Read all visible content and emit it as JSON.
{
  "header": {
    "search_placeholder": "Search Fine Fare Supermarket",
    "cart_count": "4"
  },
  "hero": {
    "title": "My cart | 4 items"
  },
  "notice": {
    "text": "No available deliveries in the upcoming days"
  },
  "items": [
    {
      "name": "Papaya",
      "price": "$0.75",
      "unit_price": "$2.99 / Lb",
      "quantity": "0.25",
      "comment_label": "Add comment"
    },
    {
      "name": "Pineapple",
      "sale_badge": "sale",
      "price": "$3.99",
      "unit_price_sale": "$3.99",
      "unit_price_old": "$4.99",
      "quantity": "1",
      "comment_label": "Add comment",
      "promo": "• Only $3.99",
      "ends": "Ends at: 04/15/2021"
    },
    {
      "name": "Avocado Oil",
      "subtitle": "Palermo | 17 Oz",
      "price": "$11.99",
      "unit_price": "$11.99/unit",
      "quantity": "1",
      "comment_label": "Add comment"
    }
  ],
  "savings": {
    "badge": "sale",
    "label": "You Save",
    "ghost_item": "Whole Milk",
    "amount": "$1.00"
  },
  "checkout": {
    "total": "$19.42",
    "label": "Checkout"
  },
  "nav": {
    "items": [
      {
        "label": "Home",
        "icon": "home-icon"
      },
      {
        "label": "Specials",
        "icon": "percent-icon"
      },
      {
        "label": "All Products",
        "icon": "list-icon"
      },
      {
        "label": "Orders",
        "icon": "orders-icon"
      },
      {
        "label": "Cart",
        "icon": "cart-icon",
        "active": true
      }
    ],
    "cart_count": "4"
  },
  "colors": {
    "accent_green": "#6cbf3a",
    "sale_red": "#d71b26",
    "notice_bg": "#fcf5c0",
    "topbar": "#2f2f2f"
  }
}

TASK BRIEF: Restate the listing in full, word for word.

ANSWER TO THE EXERCISE:
Read all visible content and emit it as JSON.
{
  "header": {
    "search_placeholder": "Search Fine Fare Supermarket",
    "cart_count": "4"
  },
  "hero": {
    "title": "My cart | 4 items"
  },
  "notice": {
    "text": "No available deliveries in the upcoming days"
  },
  "items": [
    {
      "name": "Papaya",
      "price": "$0.75",
      "unit_price": "$2.99 / Lb",
      "quantity": "0.25",
      "comment_label": "Add comment"
    },
    {
      "name": "Pineapple",
      "sale_badge": "sale",
      "price": "$3.99",
      "unit_price_sale": "$3.99",
      "unit_price_old": "$4.99",
      "quantity": "1",
      "comment_label": "Add comment",
      "promo": "• Only $3.99",
      "ends": "Ends at: 04/15/2021"
    },
    {
      "name": "Avocado Oil",
      "subtitle": "Palermo | 17 Oz",
      "price": "$11.99",
      "unit_price": "$11.99/unit",
      "quantity": "1",
      "comment_label": "Add comment"
    }
  ],
  "savings": {
    "badge": "sale",
    "label": "You Save",
    "ghost_item": "Whole Milk",
    "amount": "$1.00"
  },
  "checkout": {
    "total": "$19.42",
    "label": "Checkout"
  },
  "nav": {
    "items": [
      {
        "label": "Home",
        "icon": "home-icon"
      },
      {
        "label": "Specials",
        "icon": "percent-icon"
      },
      {
        "label": "All Products",
        "icon": "list-icon"
      },
      {
        "label": "Orders",
        "icon": "orders-icon"
      },
      {
        "label": "Cart",
        "icon": "cart-icon",
        "active": true
      }
    ],
    "cart_count": "4"
  },
  "colors": {
    "accent_green": "#6cbf3a",
    "sale_red": "#d71b26",
    "notice_bg": "#fcf5c0",
    "topbar": "#2f2f2f"
  }
}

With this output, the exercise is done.